**To be done:** Below are the records; pull every line that includes "гласные".

** Start of Data **

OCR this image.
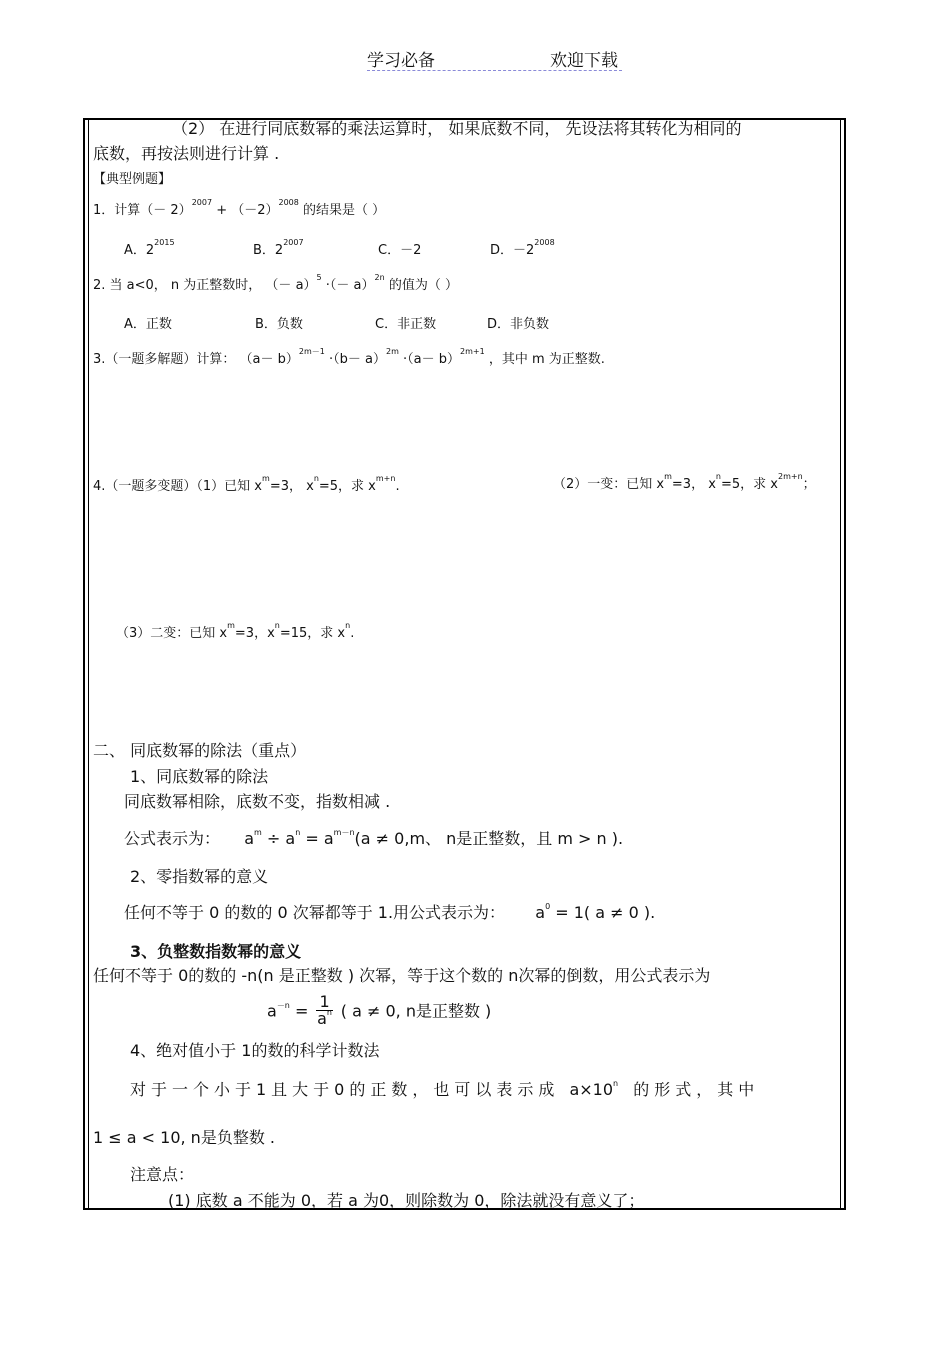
学习必备	欢迎下载
（2） 在进行同底数幂的乘法运算时， 如果底数不同， 先设法将其转化为相同的
底数，再按法则进行计算 .
【典型例题】
1．计算（－ $2)^{2007} + (-2)^{2008}$ 的结果是（ ）
A．$2^{2015}$
B．$2^{2007}$
C．－2	D．$-2^{2008}$
2. 当 a<0， n 为正整数时， （－ a）$^5$ ·（－ a）$^{2n}$ 的值为（ ）
A．正数	B．负数	C．非正数	D．非负数
3.（一题多解题）计算： $(a- b)^{2m-1} \cdot(b- a)^{2m} \cdot(a- b)^{2m+1}$ ，其中 m 为正整数.
4.（一题多变题）（1）已知 $x^m=3$， $x^n=5$，求 $x^{m+n}$.	（2）一变：已知 $x^m=3$， $x^n=5$，求 $x^{2m+n}$；
（3）二变：已知 $x^m=3$，$x^n=15$，求 $x^n$.
二、 同底数幂的除法（重点）
1、同底数幂的除法
同底数幂相除，底数不变，指数相减 .
公式表示为： $a^m \div a^n = a^{m-n}(a \ne 0,m$、 n是正整数，且 m > n ).
2、零指数幂的意义
任何不等于 0 的数的 0 次幂都等于 1.用公式表示为： $a^0 = 1$( a ≠ 0 ).
3、负整数指数幂的意义
任何不等于 0的数的 -n(n 是正整数 ) 次幂，等于这个数的 n次幂的倒数，用公式表示为
$a^{-n} = \frac{1}{a^n}$ ( a ≠ 0, n是正整数 )
4、绝对值小于 1的数的科学计数法
对于一个小于1且大于0的正数，也可以表示成 $a\times 10^n$ 的形式，其中
1 ≤ a < 10, n是负整数 .
注意点：
(1) 底数 a 不能为 0，若 a 为0，则除数为 0，除法就没有意义了；
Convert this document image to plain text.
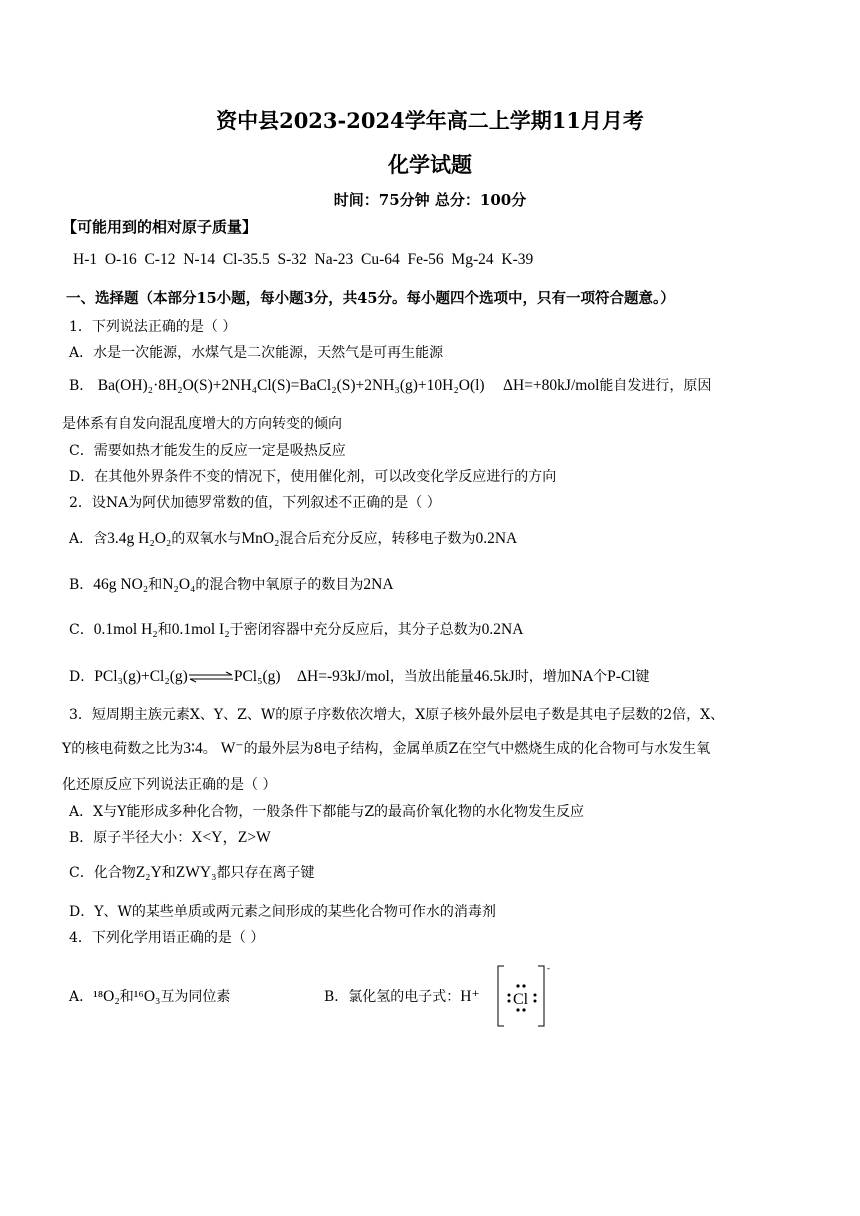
资中县2023-2024学年高二上学期11月月考
化学试题
时间：75分钟 总分：100分
【可能用到的相对原子质量】
H-1  O-16  C-12  N-14  Cl-35.5  S-32  Na-23  Cu-64  Fe-56  Mg-24  K-39
一、选择题（本部分15小题，每小题3分，共45分。每小题四个选项中，只有一项符合题意。）
1．下列说法正确的是（ ）
A．水是一次能源，水煤气是二次能源，天然气是可再生能源
B． Ba(OH)₂·8H₂O(S)+2NH₄Cl(S)=BaCl₂(S)+2NH₃(g)+10H₂O(l) ΔH=+80kJ/mol能自发进行，原因
是体系有自发向混乱度增大的方向转变的倾向
C．需要如热才能发生的反应一定是吸热反应
D．在其他外界条件不变的情况下，使用催化剂，可以改变化学反应进行的方向
2．设NA为阿伏加德罗常数的值，下列叙述不正确的是（ ）
A．含3.4g H₂O₂的双氧水与MnO₂混合后充分反应，转移电子数为0.2NA
B．46g NO₂和N₂O₄的混合物中氧原子的数目为2NA
C．0.1mol H₂和0.1mol I₂于密闭容器中充分反应后，其分子总数为0.2NA
D．PCl₃(g)+Cl₂(g)⇌PCl₅(g) ΔH=-93kJ/mol，当放出能量46.5kJ时，增加NA个P-Cl键
3．短周期主族元素X、Y、Z、W的原子序数依次增大，X原子核外最外层电子数是其电子层数的2倍，X、
Y的核电荷数之比为3∶4。 W⁻的最外层为8电子结构，金属单质Z在空气中燃烧生成的化合物可与水发生氧
化还原反应下列说法正确的是（ ）
A．X与Y能形成多种化合物，一般条件下都能与Z的最高价氧化物的水化物发生反应
B．原子半径大小：X<Y，Z>W
C．化合物Z₂Y和ZWY₃都只存在离子键
D．Y、W的某些单质或两元素之间形成的某些化合物可作水的消毒剂
4．下列化学用语正确的是（ ）
A．¹⁸O₂和¹⁶O₃互为同位素	B．氯化氢的电子式：H⁺ Cl
-
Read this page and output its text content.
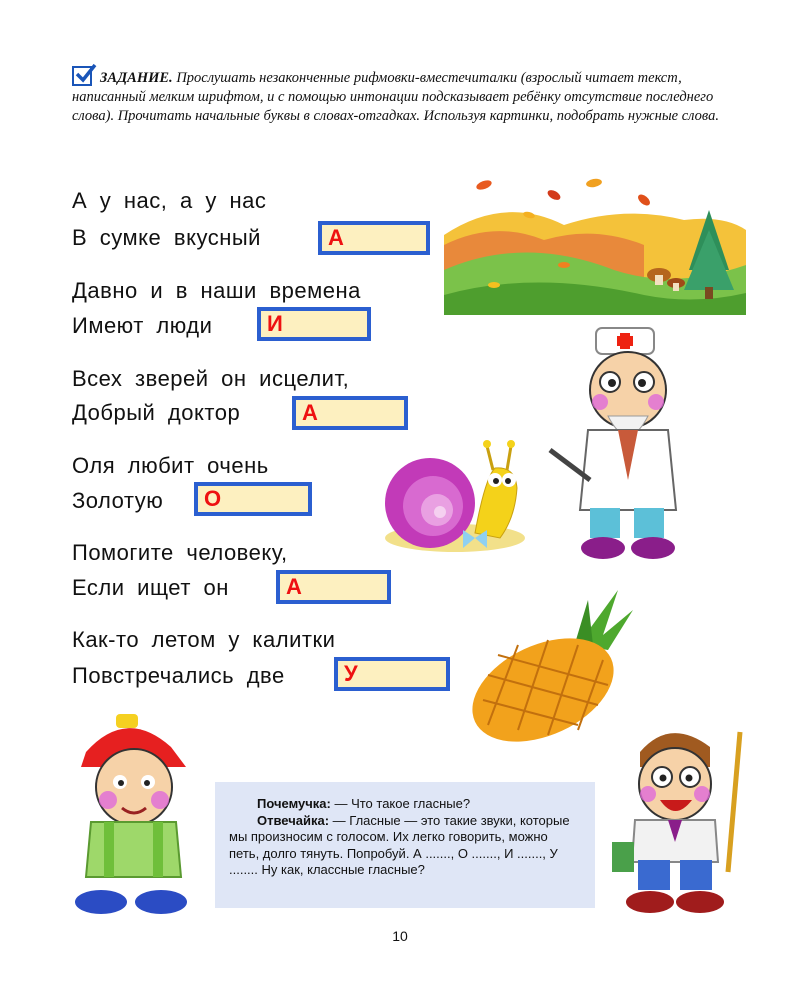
ЗАДАНИЕ. Прослушать незаконченные рифмовки-вместечиталки (взрослый читает текст, написанный мелким шрифтом, и с помощью интонации подсказывает ребёнку отсутствие последнего слова). Прочитать начальные буквы в словах-отгадках. Используя картинки, подобрать нужные слова.
А у нас, а у нас
В сумке вкусный	А
Давно и в наши времена
Имеют люди	И
Всех зверей он исцелит,
Добрый доктор	А
Оля любит очень
Золотую	О
Помогите человеку,
Если ищет он	А
Как-то летом у калитки
Повстречались две	У

Почемучка: — Что такое гласные?

Отвечайка: — Гласные — это такие звуки, которые мы произносим с голосом. Их легко говорить, можно петь, долго тянуть. Попробуй. А ......., О ......., И ......., У ........ Ну как, классные гласные?

10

** End of Data **

**Result of this task:**
Почемучка: — Что такое гласные?
Отвечайка: — Гласные — это такие звуки, которые мы произносим с голосом. Их легко говорить, можно петь, долго тянуть. Попробуй. А ......., О ......., И ......., У ........ Ну как, классные гласные?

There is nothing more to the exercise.